== Supplied records

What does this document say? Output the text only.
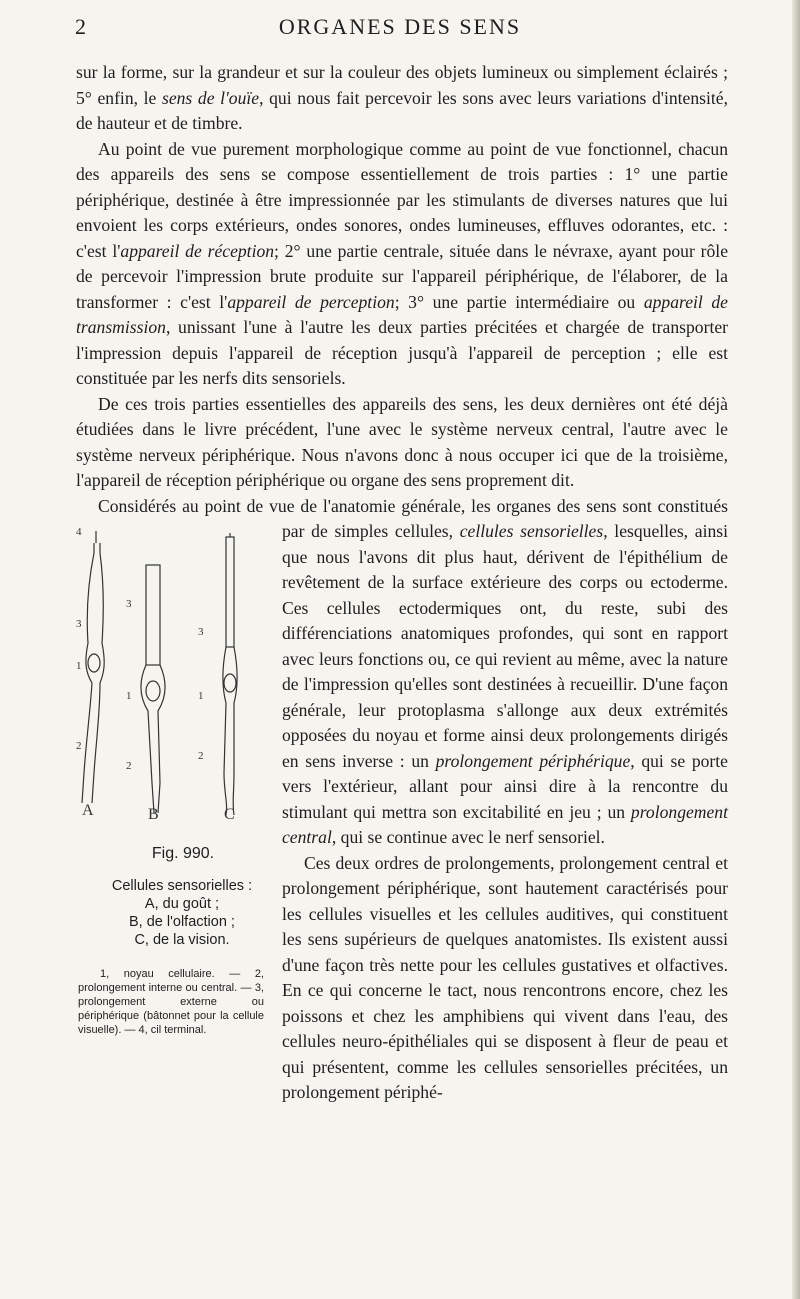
2	ORGANES DES SENS

sur la forme, sur la grandeur et sur la couleur des objets lumineux ou simplement éclairés ; 5° enfin, le sens de l'ouïe, qui nous fait percevoir les sons avec leurs variations d'intensité, de hauteur et de timbre.

Au point de vue purement morphologique comme au point de vue fonctionnel, chacun des appareils des sens se compose essentiellement de trois parties : 1° une partie périphérique, destinée à être impressionnée par les stimulants de diverses natures que lui envoient les corps extérieurs, ondes sonores, ondes lumineuses, effluves odorantes, etc. : c'est l'appareil de réception; 2° une partie centrale, située dans le névraxe, ayant pour rôle de percevoir l'impression brute produite sur l'appareil périphérique, de l'élaborer, de la transformer : c'est l'appareil de perception; 3° une partie intermédiaire ou appareil de transmission, unissant l'une à l'autre les deux parties précitées et chargée de transporter l'impression depuis l'appareil de réception jusqu'à l'appareil de perception ; elle est constituée par les nerfs dits sensoriels.

De ces trois parties essentielles des appareils des sens, les deux dernières ont été déjà étudiées dans le livre précédent, l'une avec le système nerveux central, l'autre avec le système nerveux périphérique. Nous n'avons donc à nous occuper ici que de la troisième, l'appareil de réception périphérique ou organe des sens proprement dit.

Considérés au point de vue de l'anatomie générale, les organes des sens sont constitués par de simples cellules, cellules sensorielles, lesquelles, ainsi
4
3
1
2
3
1
2
3
1
2
A	B	C
Fig. 990.
Cellules sensorielles :
A, du goût ;
B, de l'olfaction ;
C, de la vision.
1, noyau cellulaire. — 2, prolongement interne ou central. — 3, prolongement externe ou périphérique (bâtonnet pour la cellule visuelle). — 4, cil terminal.
que nous l'avons dit plus haut, dérivent de l'épithélium de revêtement de la surface extérieure des corps ou ectoderme. Ces cellules ectodermiques ont, du reste, subi des différenciations anatomiques profondes, qui sont en rapport avec leurs fonctions ou, ce qui revient au même, avec la nature de l'impression qu'elles sont destinées à recueillir. D'une façon générale, leur protoplasma s'allonge aux deux extrémités opposées du noyau et forme ainsi deux prolongements dirigés en sens inverse : un prolongement périphérique, qui se porte vers l'extérieur, allant pour ainsi dire à la rencontre du stimulant qui mettra son excitabilité en jeu ; un prolongement central, qui se continue avec le nerf sensoriel.

Ces deux ordres de prolongements, prolongement central et prolongement périphérique, sont hautement caractérisés pour les cellules visuelles et les cellules auditives, qui constituent les sens supérieurs de quelques anatomistes. Ils existent aussi d'une façon très nette pour les cellules gustatives et olfactives. En ce qui concerne le tact, nous rencontrons encore, chez les poissons et chez les amphibiens qui vivent dans l'eau, des cellules neuro-épithéliales qui se disposent à fleur de peau et qui présentent, comme les cellules sensorielles précitées, un prolongement périphé-
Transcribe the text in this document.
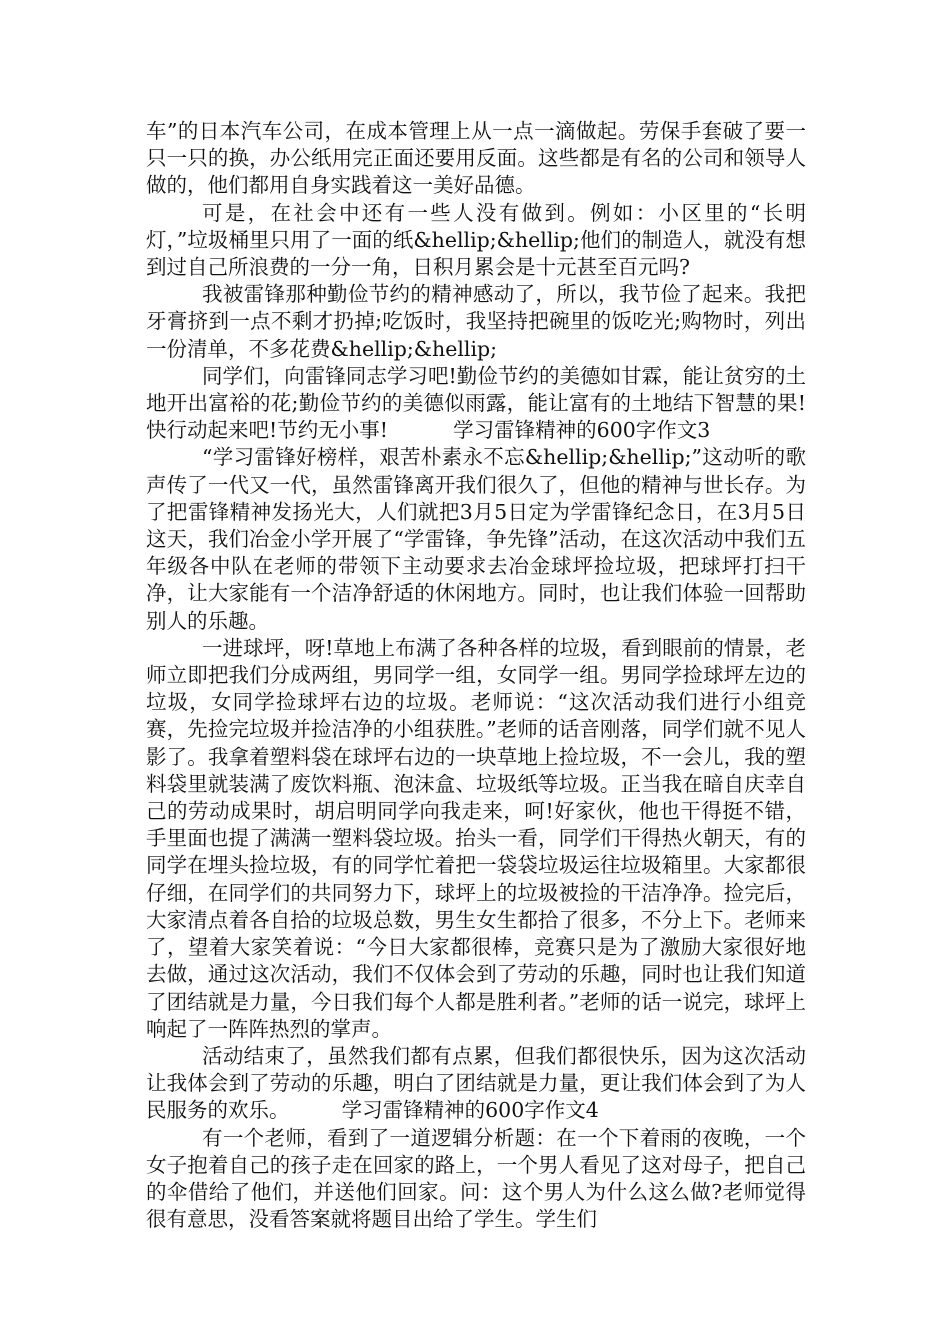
车”的日本汽车公司，在成本管理上从一点一滴做起。劳保手套破了要一只一只的换，办公纸用完正面还要用反面。这些都是有名的公司和领导人做的，他们都用自身实践着这一美好品德。

可是，在社会中还有一些人没有做到。例如：小区里的“长明灯，”垃圾桶里只用了一面的纸&hellip;&hellip;他们的制造人，就没有想到过自己所浪费的一分一角，日积月累会是十元甚至百元吗?

我被雷锋那种勤俭节约的精神感动了，所以，我节俭了起来。我把牙膏挤到一点不剩才扔掉;吃饭时，我坚持把碗里的饭吃光;购物时，列出一份清单，不多花费&hellip;&hellip;

同学们，向雷锋同志学习吧!勤俭节约的美德如甘霖，能让贫穷的土地开出富裕的花;勤俭节约的美德似雨露，能让富有的土地结下智慧的果!快行动起来吧!节约无小事!	学习雷锋精神的600字作文3

“学习雷锋好榜样，艰苦朴素永不忘&hellip;&hellip;”这动听的歌声传了一代又一代，虽然雷锋离开我们很久了，但他的精神与世长存。为了把雷锋精神发扬光大，人们就把3月5日定为学雷锋纪念日，在3月5日这天，我们冶金小学开展了“学雷锋，争先锋”活动，在这次活动中我们五年级各中队在老师的带领下主动要求去冶金球坪捡垃圾，把球坪打扫干净，让大家能有一个洁净舒适的休闲地方。同时，也让我们体验一回帮助别人的乐趣。

一进球坪，呀!草地上布满了各种各样的垃圾，看到眼前的情景，老师立即把我们分成两组，男同学一组，女同学一组。男同学捡球坪左边的垃圾，女同学捡球坪右边的垃圾。老师说：“这次活动我们进行小组竞赛，先捡完垃圾并捡洁净的小组获胜。”老师的话音刚落，同学们就不见人影了。我拿着塑料袋在球坪右边的一块草地上捡垃圾，不一会儿，我的塑料袋里就装满了废饮料瓶、泡沫盒、垃圾纸等垃圾。正当我在暗自庆幸自己的劳动成果时，胡启明同学向我走来，呵!好家伙，他也干得挺不错，手里面也提了满满一塑料袋垃圾。抬头一看，同学们干得热火朝天，有的同学在埋头捡垃圾，有的同学忙着把一袋袋垃圾运往垃圾箱里。大家都很仔细，在同学们的共同努力下，球坪上的垃圾被捡的干洁净净。捡完后，大家清点着各自拾的垃圾总数，男生女生都拾了很多，不分上下。老师来了，望着大家笑着说：“今日大家都很棒，竞赛只是为了激励大家很好地去做，通过这次活动，我们不仅体会到了劳动的乐趣，同时也让我们知道了团结就是力量，今日我们每个人都是胜利者。”老师的话一说完，球坪上响起了一阵阵热烈的掌声。

活动结束了，虽然我们都有点累，但我们都很快乐，因为这次活动让我体会到了劳动的乐趣，明白了团结就是力量，更让我们体会到了为人民服务的欢乐。	学习雷锋精神的600字作文4

有一个老师，看到了一道逻辑分析题：在一个下着雨的夜晚，一个女子抱着自己的孩子走在回家的路上，一个男人看见了这对母子，把自己的伞借给了他们，并送他们回家。问：这个男人为什么这么做?老师觉得很有意思，没看答案就将题目出给了学生。学生们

====

* _Work to be completed_
Repeat the material above in full and unchanged, minus its images.

* _Complete output_
What does this document say? Output the text only.
2	ORGANES DES SENS

sur la forme, sur la grandeur et sur la couleur des objets lumineux ou simplement éclairés ; 5° enfin, le sens de l'ouïe, qui nous fait percevoir les sons avec leurs variations d'intensité, de hauteur et de timbre.

Au point de vue purement morphologique comme au point de vue fonctionnel, chacun des appareils des sens se compose essentiellement de trois parties : 1° une partie périphérique, destinée à être impressionnée par les stimulants de diverses natures que lui envoient les corps extérieurs, ondes sonores, ondes lumineuses, effluves odorantes, etc. : c'est l'appareil de réception; 2° une partie centrale, située dans le névraxe, ayant pour rôle de percevoir l'impression brute produite sur l'appareil périphérique, de l'élaborer, de la transformer : c'est l'appareil de perception; 3° une partie intermédiaire ou appareil de transmission, unissant l'une à l'autre les deux parties précitées et chargée de transporter l'impression depuis l'appareil de réception jusqu'à l'appareil de perception ; elle est constituée par les nerfs dits sensoriels.

De ces trois parties essentielles des appareils des sens, les deux dernières ont été déjà étudiées dans le livre précédent, l'une avec le système nerveux central, l'autre avec le système nerveux périphérique. Nous n'avons donc à nous occuper ici que de la troisième, l'appareil de réception périphérique ou organe des sens proprement dit.

Considérés au point de vue de l'anatomie générale, les organes des sens sont constitués par de simples cellules, cellules sensorielles, lesquelles, ainsi
4
3
1
2
3
1
2
3
1
2
A	B	C
Fig. 990.
Cellules sensorielles :
A, du goût ;
B, de l'olfaction ;
C, de la vision.
1, noyau cellulaire. — 2, prolongement interne ou central. — 3, prolongement externe ou périphérique (bâtonnet pour la cellule visuelle). — 4, cil terminal.
que nous l'avons dit plus haut, dérivent de l'épithélium de revêtement de la surface extérieure des corps ou ectoderme. Ces cellules ectodermiques ont, du reste, subi des différenciations anatomiques profondes, qui sont en rapport avec leurs fonctions ou, ce qui revient au même, avec la nature de l'impression qu'elles sont destinées à recueillir. D'une façon générale, leur protoplasma s'allonge aux deux extrémités opposées du noyau et forme ainsi deux prolongements dirigés en sens inverse : un prolongement périphérique, qui se porte vers l'extérieur, allant pour ainsi dire à la rencontre du stimulant qui mettra son excitabilité en jeu ; un prolongement central, qui se continue avec le nerf sensoriel.

Ces deux ordres de prolongements, prolongement central et prolongement périphérique, sont hautement caractérisés pour les cellules visuelles et les cellules auditives, qui constituent les sens supérieurs de quelques anatomistes. Ils existent aussi d'une façon très nette pour les cellules gustatives et olfactives. En ce qui concerne le tact, nous rencontrons encore, chez les poissons et chez les amphibiens qui vivent dans l'eau, des cellules neuro-épithéliales qui se disposent à fleur de peau et qui présentent, comme les cellules sensorielles précitées, un prolongement périphé-
Transcribe the text in this document.
车”的日本汽车公司，在成本管理上从一点一滴做起。劳保手套破了要一只一只的换，办公纸用完正面还要用反面。这些都是有名的公司和领导人做的，他们都用自身实践着这一美好品德。

可是，在社会中还有一些人没有做到。例如：小区里的“长明灯，”垃圾桶里只用了一面的纸&hellip;&hellip;他们的制造人，就没有想到过自己所浪费的一分一角，日积月累会是十元甚至百元吗?

我被雷锋那种勤俭节约的精神感动了，所以，我节俭了起来。我把牙膏挤到一点不剩才扔掉;吃饭时，我坚持把碗里的饭吃光;购物时，列出一份清单，不多花费&hellip;&hellip;

同学们，向雷锋同志学习吧!勤俭节约的美德如甘霖，能让贫穷的土地开出富裕的花;勤俭节约的美德似雨露，能让富有的土地结下智慧的果!快行动起来吧!节约无小事!	学习雷锋精神的600字作文3

“学习雷锋好榜样，艰苦朴素永不忘&hellip;&hellip;”这动听的歌声传了一代又一代，虽然雷锋离开我们很久了，但他的精神与世长存。为了把雷锋精神发扬光大，人们就把3月5日定为学雷锋纪念日，在3月5日这天，我们冶金小学开展了“学雷锋，争先锋”活动，在这次活动中我们五年级各中队在老师的带领下主动要求去冶金球坪捡垃圾，把球坪打扫干净，让大家能有一个洁净舒适的休闲地方。同时，也让我们体验一回帮助别人的乐趣。

一进球坪，呀!草地上布满了各种各样的垃圾，看到眼前的情景，老师立即把我们分成两组，男同学一组，女同学一组。男同学捡球坪左边的垃圾，女同学捡球坪右边的垃圾。老师说：“这次活动我们进行小组竞赛，先捡完垃圾并捡洁净的小组获胜。”老师的话音刚落，同学们就不见人影了。我拿着塑料袋在球坪右边的一块草地上捡垃圾，不一会儿，我的塑料袋里就装满了废饮料瓶、泡沫盒、垃圾纸等垃圾。正当我在暗自庆幸自己的劳动成果时，胡启明同学向我走来，呵!好家伙，他也干得挺不错，手里面也提了满满一塑料袋垃圾。抬头一看，同学们干得热火朝天，有的同学在埋头捡垃圾，有的同学忙着把一袋袋垃圾运往垃圾箱里。大家都很仔细，在同学们的共同努力下，球坪上的垃圾被捡的干洁净净。捡完后，大家清点着各自拾的垃圾总数，男生女生都拾了很多，不分上下。老师来了，望着大家笑着说：“今日大家都很棒，竞赛只是为了激励大家很好地去做，通过这次活动，我们不仅体会到了劳动的乐趣，同时也让我们知道了团结就是力量，今日我们每个人都是胜利者。”老师的话一说完，球坪上响起了一阵阵热烈的掌声。

活动结束了，虽然我们都有点累，但我们都很快乐，因为这次活动让我体会到了劳动的乐趣，明白了团结就是力量，更让我们体会到了为人民服务的欢乐。	学习雷锋精神的600字作文4

有一个老师，看到了一道逻辑分析题：在一个下着雨的夜晚，一个女子抱着自己的孩子走在回家的路上，一个男人看见了这对母子，把自己的伞借给了他们，并送他们回家。问：这个男人为什么这么做?老师觉得很有意思，没看答案就将题目出给了学生。学生们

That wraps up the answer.